* **Data provided**
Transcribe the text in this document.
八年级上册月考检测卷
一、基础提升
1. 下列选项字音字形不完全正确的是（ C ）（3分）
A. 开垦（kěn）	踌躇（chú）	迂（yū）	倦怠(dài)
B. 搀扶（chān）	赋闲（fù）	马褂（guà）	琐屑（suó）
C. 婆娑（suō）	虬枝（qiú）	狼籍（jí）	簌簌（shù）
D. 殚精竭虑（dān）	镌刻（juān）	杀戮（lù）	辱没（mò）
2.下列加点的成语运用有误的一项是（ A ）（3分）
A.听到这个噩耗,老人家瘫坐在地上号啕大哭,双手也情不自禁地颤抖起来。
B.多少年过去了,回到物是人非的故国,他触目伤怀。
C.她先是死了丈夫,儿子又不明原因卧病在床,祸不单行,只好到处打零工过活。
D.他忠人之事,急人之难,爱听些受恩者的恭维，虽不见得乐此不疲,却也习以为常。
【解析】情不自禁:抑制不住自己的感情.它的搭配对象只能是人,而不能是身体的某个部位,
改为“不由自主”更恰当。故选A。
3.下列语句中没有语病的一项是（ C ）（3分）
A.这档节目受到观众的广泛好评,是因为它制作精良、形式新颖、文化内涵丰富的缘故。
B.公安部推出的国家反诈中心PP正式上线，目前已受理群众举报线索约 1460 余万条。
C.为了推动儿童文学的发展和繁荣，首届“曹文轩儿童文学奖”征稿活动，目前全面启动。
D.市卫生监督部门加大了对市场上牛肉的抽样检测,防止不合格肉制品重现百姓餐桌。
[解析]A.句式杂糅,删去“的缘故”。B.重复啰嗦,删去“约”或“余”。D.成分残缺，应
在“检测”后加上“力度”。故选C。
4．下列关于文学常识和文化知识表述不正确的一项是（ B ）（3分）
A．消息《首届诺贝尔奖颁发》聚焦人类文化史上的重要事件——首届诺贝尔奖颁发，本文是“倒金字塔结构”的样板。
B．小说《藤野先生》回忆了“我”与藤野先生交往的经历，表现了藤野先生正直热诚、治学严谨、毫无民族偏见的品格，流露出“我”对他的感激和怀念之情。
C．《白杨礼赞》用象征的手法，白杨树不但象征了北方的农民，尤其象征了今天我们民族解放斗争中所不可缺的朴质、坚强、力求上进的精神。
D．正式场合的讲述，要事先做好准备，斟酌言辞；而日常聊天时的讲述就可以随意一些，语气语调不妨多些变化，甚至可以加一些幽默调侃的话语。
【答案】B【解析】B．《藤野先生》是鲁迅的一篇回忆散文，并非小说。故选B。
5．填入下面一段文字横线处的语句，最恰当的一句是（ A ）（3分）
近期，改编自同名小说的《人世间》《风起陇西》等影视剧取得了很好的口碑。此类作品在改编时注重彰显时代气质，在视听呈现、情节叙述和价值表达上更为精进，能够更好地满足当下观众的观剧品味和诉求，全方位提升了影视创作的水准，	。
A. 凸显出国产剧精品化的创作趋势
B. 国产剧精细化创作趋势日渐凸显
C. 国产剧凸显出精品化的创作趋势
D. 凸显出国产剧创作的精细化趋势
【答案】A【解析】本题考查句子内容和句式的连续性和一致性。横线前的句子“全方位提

* **Instructions to follow**
Work out how many lines in the records above hold the string "藤野先生", then give only that count.

* **Written answer**
2